(Dataset excerpts)
-*-*-
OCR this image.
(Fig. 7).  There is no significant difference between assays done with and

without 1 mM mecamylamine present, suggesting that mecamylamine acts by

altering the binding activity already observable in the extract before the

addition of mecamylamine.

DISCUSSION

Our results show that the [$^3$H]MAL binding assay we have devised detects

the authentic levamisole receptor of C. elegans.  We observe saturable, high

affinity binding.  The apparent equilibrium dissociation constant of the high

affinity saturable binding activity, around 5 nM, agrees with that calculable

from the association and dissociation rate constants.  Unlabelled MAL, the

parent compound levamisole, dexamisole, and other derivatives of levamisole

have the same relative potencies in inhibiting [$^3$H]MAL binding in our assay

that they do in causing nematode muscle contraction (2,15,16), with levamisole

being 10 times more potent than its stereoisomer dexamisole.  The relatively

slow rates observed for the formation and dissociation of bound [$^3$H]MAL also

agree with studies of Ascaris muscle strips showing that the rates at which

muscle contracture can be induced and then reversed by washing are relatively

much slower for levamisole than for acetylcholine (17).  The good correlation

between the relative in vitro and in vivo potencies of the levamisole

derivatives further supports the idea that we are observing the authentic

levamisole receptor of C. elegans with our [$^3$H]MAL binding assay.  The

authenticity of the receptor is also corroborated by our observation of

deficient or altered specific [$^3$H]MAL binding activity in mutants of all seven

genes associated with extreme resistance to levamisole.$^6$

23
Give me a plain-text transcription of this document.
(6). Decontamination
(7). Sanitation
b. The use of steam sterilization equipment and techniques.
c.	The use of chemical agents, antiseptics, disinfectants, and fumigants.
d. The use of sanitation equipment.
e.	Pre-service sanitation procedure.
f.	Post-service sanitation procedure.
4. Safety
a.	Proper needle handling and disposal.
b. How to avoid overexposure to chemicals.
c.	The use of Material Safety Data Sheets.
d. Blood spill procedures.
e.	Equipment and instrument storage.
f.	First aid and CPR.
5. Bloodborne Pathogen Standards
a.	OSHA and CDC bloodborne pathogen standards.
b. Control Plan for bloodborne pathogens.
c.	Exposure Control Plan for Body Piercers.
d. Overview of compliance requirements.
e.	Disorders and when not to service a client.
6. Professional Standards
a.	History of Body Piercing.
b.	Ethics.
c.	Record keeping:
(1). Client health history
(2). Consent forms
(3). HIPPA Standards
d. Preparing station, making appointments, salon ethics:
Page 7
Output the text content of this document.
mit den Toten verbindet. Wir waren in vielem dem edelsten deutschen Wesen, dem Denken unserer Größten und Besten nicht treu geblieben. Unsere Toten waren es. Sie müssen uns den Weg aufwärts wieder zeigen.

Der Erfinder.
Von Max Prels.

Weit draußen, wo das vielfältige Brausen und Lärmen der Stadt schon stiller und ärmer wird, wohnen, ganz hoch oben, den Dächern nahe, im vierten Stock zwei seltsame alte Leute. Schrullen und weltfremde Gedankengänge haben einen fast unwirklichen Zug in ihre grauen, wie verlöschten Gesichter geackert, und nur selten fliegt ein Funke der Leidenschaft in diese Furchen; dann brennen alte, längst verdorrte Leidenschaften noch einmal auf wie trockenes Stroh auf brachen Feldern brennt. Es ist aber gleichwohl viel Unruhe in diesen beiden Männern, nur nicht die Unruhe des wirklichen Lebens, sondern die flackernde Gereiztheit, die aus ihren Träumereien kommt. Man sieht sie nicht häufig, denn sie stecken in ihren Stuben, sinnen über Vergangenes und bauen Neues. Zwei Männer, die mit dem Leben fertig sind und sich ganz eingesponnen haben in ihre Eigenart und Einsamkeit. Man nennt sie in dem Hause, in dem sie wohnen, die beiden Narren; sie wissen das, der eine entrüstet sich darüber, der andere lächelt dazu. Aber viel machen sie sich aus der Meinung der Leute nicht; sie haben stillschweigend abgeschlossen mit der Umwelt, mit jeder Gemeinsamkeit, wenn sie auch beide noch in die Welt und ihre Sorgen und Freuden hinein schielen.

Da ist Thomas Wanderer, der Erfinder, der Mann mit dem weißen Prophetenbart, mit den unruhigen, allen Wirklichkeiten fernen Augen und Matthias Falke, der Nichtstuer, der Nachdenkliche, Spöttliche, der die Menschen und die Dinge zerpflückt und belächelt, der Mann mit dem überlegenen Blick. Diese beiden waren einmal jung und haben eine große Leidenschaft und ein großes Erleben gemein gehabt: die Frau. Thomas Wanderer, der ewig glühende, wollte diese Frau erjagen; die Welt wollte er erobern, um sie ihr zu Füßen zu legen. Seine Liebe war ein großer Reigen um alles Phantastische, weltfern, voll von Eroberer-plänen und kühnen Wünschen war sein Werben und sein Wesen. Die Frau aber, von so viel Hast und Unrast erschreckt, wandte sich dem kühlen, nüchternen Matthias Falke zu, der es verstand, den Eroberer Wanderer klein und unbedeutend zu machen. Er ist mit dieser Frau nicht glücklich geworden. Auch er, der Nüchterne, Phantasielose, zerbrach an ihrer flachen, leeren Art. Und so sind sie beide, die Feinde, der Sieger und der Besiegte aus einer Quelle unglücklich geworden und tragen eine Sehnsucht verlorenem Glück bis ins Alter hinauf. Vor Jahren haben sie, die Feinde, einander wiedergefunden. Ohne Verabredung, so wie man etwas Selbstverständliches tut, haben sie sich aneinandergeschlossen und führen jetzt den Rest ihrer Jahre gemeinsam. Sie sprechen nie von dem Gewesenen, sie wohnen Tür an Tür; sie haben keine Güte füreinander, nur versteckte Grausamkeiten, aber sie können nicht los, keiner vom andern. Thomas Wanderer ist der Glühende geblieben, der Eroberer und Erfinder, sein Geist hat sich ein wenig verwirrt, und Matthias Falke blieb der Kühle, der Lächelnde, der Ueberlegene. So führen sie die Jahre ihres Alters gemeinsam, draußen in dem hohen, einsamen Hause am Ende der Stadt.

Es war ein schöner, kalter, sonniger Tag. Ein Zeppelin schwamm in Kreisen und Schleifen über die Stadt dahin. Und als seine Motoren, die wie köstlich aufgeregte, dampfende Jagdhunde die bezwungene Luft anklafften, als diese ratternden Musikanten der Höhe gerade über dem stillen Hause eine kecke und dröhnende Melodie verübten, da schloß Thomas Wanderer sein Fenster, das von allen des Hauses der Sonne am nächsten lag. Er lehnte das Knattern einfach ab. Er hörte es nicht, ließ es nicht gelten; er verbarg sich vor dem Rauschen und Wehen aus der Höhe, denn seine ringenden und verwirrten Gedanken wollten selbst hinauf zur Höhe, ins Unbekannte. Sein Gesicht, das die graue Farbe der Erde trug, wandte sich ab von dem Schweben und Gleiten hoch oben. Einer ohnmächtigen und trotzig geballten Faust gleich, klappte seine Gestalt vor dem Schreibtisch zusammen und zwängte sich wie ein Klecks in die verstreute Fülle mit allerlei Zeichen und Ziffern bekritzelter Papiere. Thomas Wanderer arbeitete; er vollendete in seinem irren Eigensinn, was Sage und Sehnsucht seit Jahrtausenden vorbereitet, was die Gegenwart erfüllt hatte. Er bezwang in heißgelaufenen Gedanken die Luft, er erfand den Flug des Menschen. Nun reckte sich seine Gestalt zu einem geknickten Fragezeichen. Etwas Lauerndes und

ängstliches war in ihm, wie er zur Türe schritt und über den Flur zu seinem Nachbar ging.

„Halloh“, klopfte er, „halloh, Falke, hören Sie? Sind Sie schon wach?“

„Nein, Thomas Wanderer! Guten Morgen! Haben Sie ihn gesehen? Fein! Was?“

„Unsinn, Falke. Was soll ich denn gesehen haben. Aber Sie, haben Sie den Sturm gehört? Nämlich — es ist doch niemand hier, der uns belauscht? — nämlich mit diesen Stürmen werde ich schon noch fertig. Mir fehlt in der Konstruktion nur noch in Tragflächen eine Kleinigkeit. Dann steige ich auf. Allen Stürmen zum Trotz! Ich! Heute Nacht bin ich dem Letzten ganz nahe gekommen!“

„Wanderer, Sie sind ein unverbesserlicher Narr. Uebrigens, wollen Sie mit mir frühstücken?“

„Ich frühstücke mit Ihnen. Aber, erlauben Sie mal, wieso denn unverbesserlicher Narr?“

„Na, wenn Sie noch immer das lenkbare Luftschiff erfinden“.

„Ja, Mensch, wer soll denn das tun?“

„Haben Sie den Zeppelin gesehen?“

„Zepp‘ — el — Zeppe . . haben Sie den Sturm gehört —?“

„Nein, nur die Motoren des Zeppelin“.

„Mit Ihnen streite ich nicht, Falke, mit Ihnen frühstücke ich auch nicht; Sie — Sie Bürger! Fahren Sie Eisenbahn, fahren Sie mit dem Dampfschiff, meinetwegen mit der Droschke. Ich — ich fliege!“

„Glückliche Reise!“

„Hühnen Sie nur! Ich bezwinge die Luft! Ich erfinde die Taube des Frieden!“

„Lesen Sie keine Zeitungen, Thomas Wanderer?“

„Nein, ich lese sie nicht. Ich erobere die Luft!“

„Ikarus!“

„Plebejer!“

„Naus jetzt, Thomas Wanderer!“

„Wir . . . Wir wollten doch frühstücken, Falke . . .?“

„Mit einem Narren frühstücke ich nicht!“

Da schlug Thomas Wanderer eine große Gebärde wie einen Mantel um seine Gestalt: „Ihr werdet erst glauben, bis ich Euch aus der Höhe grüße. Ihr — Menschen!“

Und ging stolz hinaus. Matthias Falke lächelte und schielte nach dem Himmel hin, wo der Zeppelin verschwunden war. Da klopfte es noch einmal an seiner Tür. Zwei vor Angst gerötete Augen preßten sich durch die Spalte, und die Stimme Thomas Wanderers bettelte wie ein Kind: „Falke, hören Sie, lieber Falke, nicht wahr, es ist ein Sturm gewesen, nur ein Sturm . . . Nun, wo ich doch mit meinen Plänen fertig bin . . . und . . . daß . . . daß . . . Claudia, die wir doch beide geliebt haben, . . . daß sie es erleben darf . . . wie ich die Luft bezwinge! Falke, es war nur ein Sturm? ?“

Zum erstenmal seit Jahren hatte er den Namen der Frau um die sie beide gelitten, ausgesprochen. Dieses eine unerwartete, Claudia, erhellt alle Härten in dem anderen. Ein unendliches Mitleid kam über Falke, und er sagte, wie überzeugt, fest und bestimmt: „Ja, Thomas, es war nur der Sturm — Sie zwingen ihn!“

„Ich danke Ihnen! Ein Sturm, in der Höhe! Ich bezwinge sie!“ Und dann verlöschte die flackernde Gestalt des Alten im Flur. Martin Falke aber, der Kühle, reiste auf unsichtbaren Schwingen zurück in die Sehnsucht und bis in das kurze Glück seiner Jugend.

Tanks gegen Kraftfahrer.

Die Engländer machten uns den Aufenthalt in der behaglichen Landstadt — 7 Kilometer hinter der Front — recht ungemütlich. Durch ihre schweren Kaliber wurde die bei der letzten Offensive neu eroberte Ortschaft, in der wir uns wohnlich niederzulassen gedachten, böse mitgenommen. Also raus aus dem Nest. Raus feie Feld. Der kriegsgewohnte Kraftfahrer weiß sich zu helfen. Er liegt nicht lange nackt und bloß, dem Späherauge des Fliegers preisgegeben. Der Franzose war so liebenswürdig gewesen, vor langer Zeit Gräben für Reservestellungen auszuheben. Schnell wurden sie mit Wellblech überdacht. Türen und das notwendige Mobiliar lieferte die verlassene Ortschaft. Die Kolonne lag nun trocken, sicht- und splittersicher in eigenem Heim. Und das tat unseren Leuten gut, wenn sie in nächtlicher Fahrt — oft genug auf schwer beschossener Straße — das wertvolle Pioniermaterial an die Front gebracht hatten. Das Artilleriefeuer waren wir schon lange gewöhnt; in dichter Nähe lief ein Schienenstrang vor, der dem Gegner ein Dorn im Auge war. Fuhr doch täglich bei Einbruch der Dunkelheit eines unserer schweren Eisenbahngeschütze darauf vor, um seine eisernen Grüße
-*-*-
■ **EXERCISE PROMPT**: Each line above that has the word "this" should be copied.

■ **WRITTEN ANSWER**:
OCR this image.
Give me a plain-text transcription of this document.
Output the text content of this document.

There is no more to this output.